Data items
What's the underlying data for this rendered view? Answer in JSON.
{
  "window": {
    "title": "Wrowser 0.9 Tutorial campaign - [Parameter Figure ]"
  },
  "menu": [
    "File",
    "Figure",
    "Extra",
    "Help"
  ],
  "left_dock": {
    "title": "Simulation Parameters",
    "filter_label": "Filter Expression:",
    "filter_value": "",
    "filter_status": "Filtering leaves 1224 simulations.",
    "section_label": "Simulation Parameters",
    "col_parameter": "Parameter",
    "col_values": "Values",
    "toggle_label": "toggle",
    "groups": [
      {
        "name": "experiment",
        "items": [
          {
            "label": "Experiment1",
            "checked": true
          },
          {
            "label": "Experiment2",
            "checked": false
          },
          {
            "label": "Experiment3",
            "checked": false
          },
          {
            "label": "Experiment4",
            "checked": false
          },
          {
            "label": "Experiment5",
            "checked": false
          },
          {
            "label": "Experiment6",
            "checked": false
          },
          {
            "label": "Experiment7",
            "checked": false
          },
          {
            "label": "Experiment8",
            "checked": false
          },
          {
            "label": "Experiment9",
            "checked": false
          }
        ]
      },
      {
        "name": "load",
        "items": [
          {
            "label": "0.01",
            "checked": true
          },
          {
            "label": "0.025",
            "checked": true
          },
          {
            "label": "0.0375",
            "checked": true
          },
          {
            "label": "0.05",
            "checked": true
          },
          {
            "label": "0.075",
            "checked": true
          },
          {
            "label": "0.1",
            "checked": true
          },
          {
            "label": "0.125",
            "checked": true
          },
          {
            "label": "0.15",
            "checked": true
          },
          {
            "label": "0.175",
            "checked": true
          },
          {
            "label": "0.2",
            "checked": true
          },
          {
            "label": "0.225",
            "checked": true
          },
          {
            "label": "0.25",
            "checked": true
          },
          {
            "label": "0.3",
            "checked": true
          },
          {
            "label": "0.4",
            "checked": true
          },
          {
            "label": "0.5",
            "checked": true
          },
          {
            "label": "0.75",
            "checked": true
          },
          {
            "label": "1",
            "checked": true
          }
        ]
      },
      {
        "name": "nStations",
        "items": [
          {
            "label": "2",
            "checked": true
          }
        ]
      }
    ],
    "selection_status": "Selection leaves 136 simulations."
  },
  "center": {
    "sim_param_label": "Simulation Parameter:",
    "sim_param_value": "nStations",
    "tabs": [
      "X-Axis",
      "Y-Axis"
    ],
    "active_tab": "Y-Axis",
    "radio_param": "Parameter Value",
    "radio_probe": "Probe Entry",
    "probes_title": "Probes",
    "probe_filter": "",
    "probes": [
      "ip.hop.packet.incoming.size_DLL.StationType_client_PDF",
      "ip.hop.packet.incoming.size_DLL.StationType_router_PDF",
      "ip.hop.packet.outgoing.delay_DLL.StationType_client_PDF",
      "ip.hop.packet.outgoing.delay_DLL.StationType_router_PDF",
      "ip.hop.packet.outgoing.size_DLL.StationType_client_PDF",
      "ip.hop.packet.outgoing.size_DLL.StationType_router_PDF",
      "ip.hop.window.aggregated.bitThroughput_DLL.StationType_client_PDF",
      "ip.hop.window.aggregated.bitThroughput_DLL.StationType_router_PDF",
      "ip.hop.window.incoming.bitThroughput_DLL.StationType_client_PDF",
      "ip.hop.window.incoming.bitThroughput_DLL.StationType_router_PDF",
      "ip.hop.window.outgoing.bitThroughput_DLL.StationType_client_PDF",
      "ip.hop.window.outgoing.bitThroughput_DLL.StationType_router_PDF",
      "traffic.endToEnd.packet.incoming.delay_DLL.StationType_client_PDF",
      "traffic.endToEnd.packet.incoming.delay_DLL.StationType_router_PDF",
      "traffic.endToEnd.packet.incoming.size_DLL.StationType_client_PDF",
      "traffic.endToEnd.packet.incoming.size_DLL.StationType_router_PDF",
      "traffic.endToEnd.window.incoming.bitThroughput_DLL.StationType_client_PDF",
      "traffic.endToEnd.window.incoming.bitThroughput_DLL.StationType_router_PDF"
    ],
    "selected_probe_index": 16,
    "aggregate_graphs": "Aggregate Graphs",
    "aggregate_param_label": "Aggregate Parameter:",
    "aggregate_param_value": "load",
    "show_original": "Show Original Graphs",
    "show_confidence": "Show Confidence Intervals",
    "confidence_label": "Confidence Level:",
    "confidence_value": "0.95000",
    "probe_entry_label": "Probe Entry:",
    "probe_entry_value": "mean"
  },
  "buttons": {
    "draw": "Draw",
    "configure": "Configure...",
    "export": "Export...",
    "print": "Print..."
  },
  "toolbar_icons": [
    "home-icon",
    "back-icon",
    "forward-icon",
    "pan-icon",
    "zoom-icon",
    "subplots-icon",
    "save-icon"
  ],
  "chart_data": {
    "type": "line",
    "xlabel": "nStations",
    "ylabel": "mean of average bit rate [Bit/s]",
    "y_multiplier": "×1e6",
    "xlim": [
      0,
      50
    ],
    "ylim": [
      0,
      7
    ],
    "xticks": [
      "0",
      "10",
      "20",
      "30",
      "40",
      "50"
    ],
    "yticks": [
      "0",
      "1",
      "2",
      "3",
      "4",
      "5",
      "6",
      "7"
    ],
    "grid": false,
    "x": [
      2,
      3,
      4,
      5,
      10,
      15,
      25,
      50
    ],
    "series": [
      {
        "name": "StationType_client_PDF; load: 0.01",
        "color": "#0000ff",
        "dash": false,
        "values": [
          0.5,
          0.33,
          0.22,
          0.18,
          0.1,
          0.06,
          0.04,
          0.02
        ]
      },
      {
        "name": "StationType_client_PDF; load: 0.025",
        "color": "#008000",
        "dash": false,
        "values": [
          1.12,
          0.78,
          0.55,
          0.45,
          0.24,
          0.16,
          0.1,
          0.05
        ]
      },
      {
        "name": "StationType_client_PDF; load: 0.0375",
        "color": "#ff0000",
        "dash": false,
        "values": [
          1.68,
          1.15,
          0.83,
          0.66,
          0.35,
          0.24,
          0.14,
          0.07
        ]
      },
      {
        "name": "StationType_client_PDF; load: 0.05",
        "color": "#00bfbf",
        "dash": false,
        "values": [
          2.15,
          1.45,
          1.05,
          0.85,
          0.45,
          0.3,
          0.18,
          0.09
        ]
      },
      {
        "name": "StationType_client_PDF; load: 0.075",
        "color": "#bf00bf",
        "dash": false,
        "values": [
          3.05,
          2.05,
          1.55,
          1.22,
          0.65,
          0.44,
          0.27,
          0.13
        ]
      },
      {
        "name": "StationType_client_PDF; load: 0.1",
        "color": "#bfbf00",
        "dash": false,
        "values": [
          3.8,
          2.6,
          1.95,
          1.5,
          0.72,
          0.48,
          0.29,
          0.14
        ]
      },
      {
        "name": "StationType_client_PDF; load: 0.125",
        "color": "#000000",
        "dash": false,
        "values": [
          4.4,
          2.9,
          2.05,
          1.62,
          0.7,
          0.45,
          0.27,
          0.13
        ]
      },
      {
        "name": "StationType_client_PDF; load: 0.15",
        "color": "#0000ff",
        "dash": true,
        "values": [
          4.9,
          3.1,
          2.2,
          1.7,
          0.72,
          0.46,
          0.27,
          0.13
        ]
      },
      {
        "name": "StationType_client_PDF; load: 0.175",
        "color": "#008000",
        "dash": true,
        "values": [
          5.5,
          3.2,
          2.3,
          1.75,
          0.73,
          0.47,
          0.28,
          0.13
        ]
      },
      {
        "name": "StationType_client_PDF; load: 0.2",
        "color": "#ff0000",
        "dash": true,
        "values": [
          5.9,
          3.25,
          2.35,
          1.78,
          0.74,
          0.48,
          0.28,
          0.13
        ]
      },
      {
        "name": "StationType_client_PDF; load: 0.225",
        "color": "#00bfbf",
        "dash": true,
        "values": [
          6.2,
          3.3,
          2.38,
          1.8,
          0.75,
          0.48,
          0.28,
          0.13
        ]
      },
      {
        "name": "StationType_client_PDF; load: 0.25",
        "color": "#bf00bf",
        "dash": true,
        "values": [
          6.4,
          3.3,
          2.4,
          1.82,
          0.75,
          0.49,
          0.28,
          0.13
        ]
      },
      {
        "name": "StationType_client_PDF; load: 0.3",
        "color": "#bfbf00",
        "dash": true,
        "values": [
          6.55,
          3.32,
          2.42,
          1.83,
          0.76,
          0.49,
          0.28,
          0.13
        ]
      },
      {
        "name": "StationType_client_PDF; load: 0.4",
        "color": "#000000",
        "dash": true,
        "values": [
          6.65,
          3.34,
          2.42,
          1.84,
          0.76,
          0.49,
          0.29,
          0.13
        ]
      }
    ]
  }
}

WRITTEN EXERCISE -> From the listing above, return each line with the word "traffic".

RESULT OF THE EXERCISE ->
      "traffic.endToEnd.packet.incoming.delay_DLL.StationType_client_PDF",
      "traffic.endToEnd.packet.incoming.delay_DLL.StationType_router_PDF",
      "traffic.endToEnd.packet.incoming.size_DLL.StationType_client_PDF",
      "traffic.endToEnd.packet.incoming.size_DLL.StationType_router_PDF",
      "traffic.endToEnd.window.incoming.bitThroughput_DLL.StationType_client_PDF",
      "traffic.endToEnd.window.incoming.bitThroughput_DLL.StationType_router_PDF"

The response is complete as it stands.